---------- MATERIAL PROVIDED ----------

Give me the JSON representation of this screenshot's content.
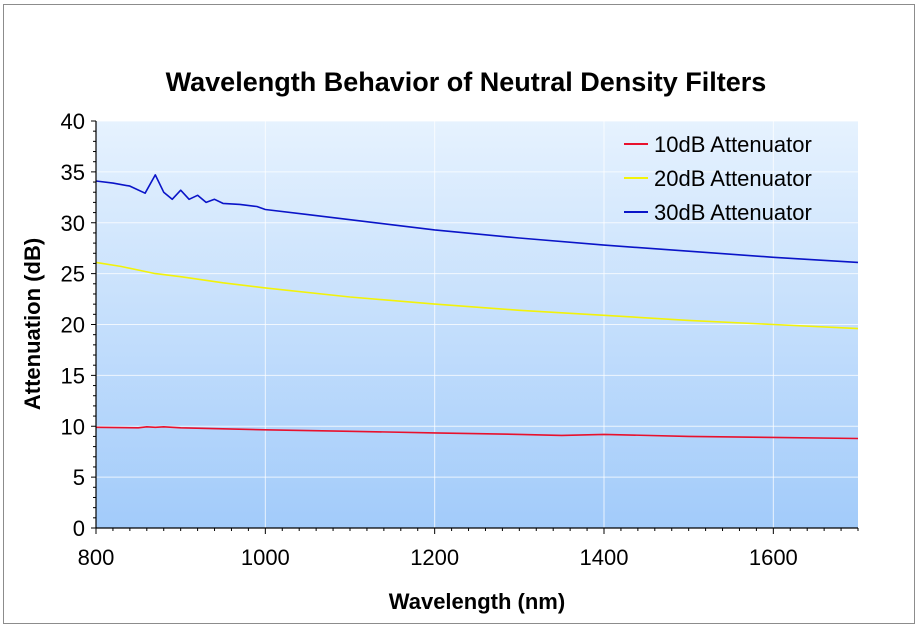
{
  "chart_data": {
    "type": "line",
    "title": "Wavelength Behavior of Neutral Density Filters",
    "xlabel": "Wavelength (nm)",
    "ylabel": "Attenuation (dB)",
    "xlim": [
      800,
      1700
    ],
    "ylim": [
      0,
      40
    ],
    "xticks": [
      800,
      1000,
      1200,
      1400,
      1600
    ],
    "xtick_labels": [
      "800",
      "1000",
      "1200",
      "1400",
      "1600"
    ],
    "yticks": [
      0,
      5,
      10,
      15,
      20,
      25,
      30,
      35,
      40
    ],
    "ytick_labels": [
      "0",
      "5",
      "10",
      "15",
      "20",
      "25",
      "30",
      "35",
      "40"
    ],
    "grid": true,
    "legend_position": "top-right",
    "series": [
      {
        "name": "10dB Attenuator",
        "color": "#e8112d",
        "x": [
          800,
          850,
          860,
          870,
          880,
          900,
          950,
          1000,
          1100,
          1200,
          1300,
          1350,
          1400,
          1500,
          1600,
          1700
        ],
        "values": [
          9.9,
          9.85,
          9.95,
          9.9,
          9.95,
          9.85,
          9.75,
          9.65,
          9.5,
          9.35,
          9.2,
          9.1,
          9.2,
          9.0,
          8.9,
          8.8
        ]
      },
      {
        "name": "20dB Attenuator",
        "color": "#f2f20a",
        "x": [
          800,
          830,
          870,
          900,
          950,
          1000,
          1100,
          1200,
          1300,
          1400,
          1500,
          1600,
          1700
        ],
        "values": [
          26.1,
          25.7,
          25.0,
          24.7,
          24.1,
          23.6,
          22.7,
          22.0,
          21.4,
          20.9,
          20.4,
          20.0,
          19.6
        ]
      },
      {
        "name": "30dB Attenuator",
        "color": "#0a14c8",
        "x": [
          800,
          820,
          840,
          858,
          870,
          880,
          890,
          900,
          910,
          920,
          930,
          940,
          950,
          970,
          990,
          1000,
          1050,
          1100,
          1150,
          1200,
          1300,
          1400,
          1500,
          1600,
          1700
        ],
        "values": [
          34.1,
          33.9,
          33.6,
          32.9,
          34.7,
          33.0,
          32.3,
          33.2,
          32.3,
          32.7,
          32.0,
          32.3,
          31.9,
          31.8,
          31.6,
          31.3,
          30.8,
          30.3,
          29.8,
          29.3,
          28.5,
          27.8,
          27.2,
          26.6,
          26.1
        ]
      }
    ]
  }
}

----------

PROMPT: For the material, find the number of lines holding the word "Attenuator" and give that figure and nothing more.

EXERCISE SOLUTION: 3